» GOAL OF THE EXERCISE
Copy out each line below that has the word "most" in it.

» LISTED RECORDS
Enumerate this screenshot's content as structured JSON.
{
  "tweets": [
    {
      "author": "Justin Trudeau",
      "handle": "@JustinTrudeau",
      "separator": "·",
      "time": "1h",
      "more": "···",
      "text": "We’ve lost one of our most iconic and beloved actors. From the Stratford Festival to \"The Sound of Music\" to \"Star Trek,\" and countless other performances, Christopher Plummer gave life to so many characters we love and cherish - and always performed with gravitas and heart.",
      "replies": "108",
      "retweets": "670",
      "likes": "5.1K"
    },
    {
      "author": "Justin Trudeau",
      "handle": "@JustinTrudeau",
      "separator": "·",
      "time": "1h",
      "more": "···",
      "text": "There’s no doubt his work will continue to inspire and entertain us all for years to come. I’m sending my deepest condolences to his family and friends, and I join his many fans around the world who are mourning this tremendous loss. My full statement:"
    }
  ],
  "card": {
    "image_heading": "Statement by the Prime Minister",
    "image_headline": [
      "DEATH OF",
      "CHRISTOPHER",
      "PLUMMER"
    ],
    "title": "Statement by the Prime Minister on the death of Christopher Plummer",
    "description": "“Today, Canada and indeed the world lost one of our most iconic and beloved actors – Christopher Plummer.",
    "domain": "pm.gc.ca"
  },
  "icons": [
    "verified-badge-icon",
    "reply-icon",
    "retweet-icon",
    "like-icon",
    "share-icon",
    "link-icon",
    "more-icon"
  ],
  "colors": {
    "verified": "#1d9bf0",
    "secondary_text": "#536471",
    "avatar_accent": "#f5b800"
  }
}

» THE OUTPUT
      "text": "We’ve lost one of our most iconic and beloved actors. From the Stratford Festival to \"The Sound of Music\" to \"Star Trek,\" and countless other performances, Christopher Plummer gave life to so many characters we love and cherish - and always performed with gravitas and heart.",
    "description": "“Today, Canada and indeed the world lost one of our most iconic and beloved actors – Christopher Plummer.",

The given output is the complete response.